# PROMPT:
Repeat every record below exactly, leaving out the pictures.

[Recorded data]
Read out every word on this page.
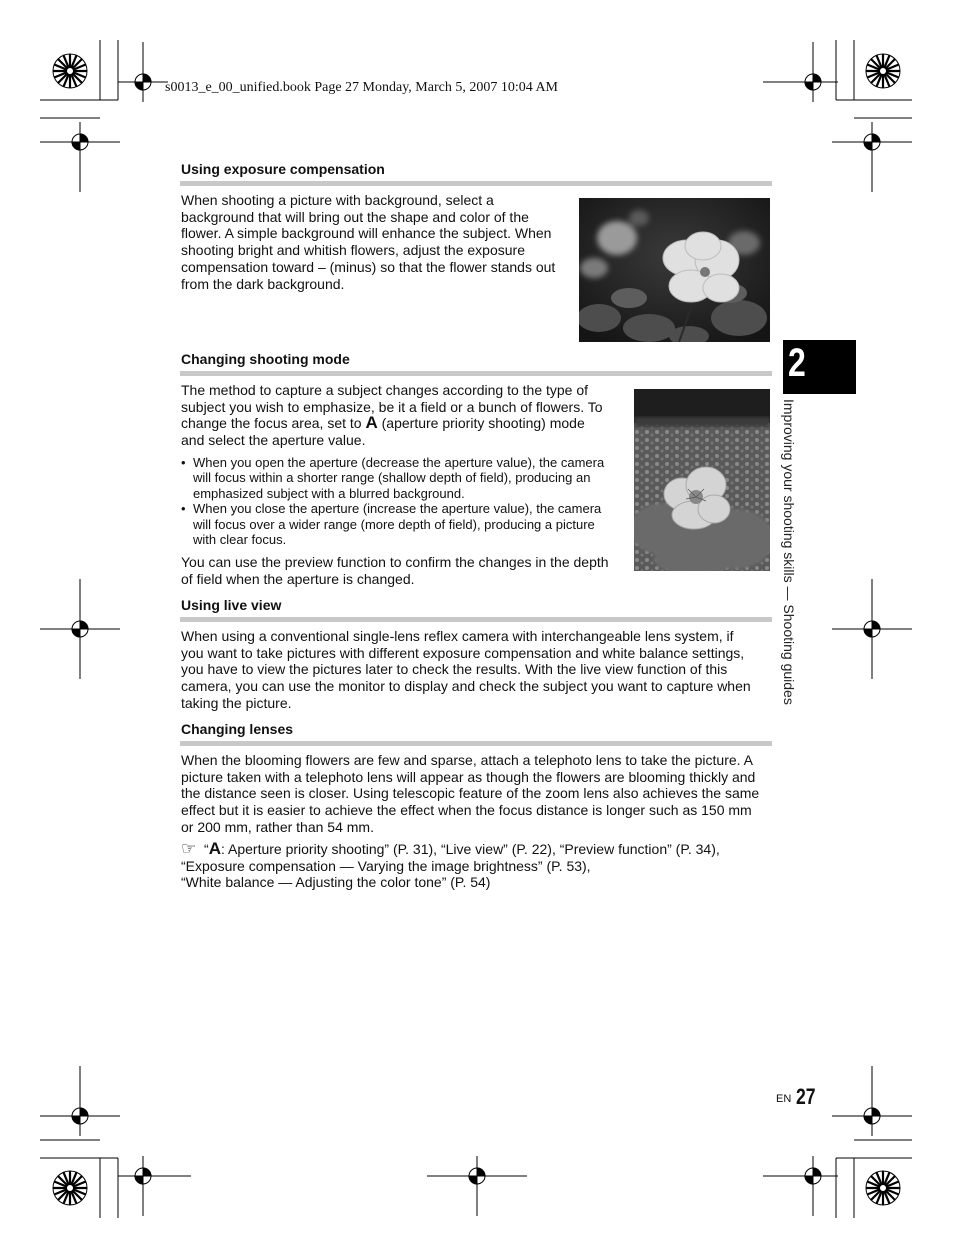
s0013_e_00_unified.book Page 27 Monday, March 5, 2007 10:04 AM
Using exposure compensation
When shooting a picture with background, select a
background that will bring out the shape and color of the
flower. A simple background will enhance the subject. When
shooting bright and whitish flowers, adjust the exposure
compensation toward – (minus) so that the flower stands out
from the dark background.
Changing shooting mode
The method to capture a subject changes according to the type of
subject you wish to emphasize, be it a field or a bunch of flowers. To
change the focus area, set to A (aperture priority shooting) mode
and select the aperture value.
• When you open the aperture (decrease the aperture value), the camera will focus within a shorter range (shallow depth of field), producing an emphasized subject with a blurred background.
• When you close the aperture (increase the aperture value), the camera will focus over a wider range (more depth of field), producing a picture with clear focus.
You can use the preview function to confirm the changes in the depth
of field when the aperture is changed.
Using live view
When using a conventional single-lens reflex camera with interchangeable lens system, if
you want to take pictures with different exposure compensation and white balance settings,
you have to view the pictures later to check the results. With the live view function of this
camera, you can use the monitor to display and check the subject you want to capture when
taking the picture.
Changing lenses
When the blooming flowers are few and sparse, attach a telephoto lens to take the picture. A
picture taken with a telephoto lens will appear as though the flowers are blooming thickly and
the distance seen is closer. Using telescopic feature of the zoom lens also achieves the same
effect but it is easier to achieve the effect when the focus distance is longer such as 150 mm
or 200 mm, rather than 54 mm.
☞ “A: Aperture priority shooting” (P. 31), “Live view” (P. 22), “Preview function” (P. 34),
“Exposure compensation — Varying the image brightness” (P. 53),
“White balance — Adjusting the color tone” (P. 54)
2
Improving your shooting skills — Shooting guides
EN 27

# WORKED ANSWER:
Read out every word on this page.
s0013_e_00_unified.book Page 27 Monday, March 5, 2007 10:04 AM
Using exposure compensation
When shooting a picture with background, select a
background that will bring out the shape and color of the
flower. A simple background will enhance the subject. When
shooting bright and whitish flowers, adjust the exposure
compensation toward – (minus) so that the flower stands out
from the dark background.
Changing shooting mode
The method to capture a subject changes according to the type of
subject you wish to emphasize, be it a field or a bunch of flowers. To
change the focus area, set to A (aperture priority shooting) mode
and select the aperture value.
• When you open the aperture (decrease the aperture value), the camera will focus within a shorter range (shallow depth of field), producing an emphasized subject with a blurred background.
• When you close the aperture (increase the aperture value), the camera will focus over a wider range (more depth of field), producing a picture with clear focus.
You can use the preview function to confirm the changes in the depth
of field when the aperture is changed.
Using live view
When using a conventional single-lens reflex camera with interchangeable lens system, if
you want to take pictures with different exposure compensation and white balance settings,
you have to view the pictures later to check the results. With the live view function of this
camera, you can use the monitor to display and check the subject you want to capture when
taking the picture.
Changing lenses
When the blooming flowers are few and sparse, attach a telephoto lens to take the picture. A
picture taken with a telephoto lens will appear as though the flowers are blooming thickly and
the distance seen is closer. Using telescopic feature of the zoom lens also achieves the same
effect but it is easier to achieve the effect when the focus distance is longer such as 150 mm
or 200 mm, rather than 54 mm.
☞ “A: Aperture priority shooting” (P. 31), “Live view” (P. 22), “Preview function” (P. 34),
“Exposure compensation — Varying the image brightness” (P. 53),
“White balance — Adjusting the color tone” (P. 54)
2
Improving your shooting skills — Shooting guides
EN 27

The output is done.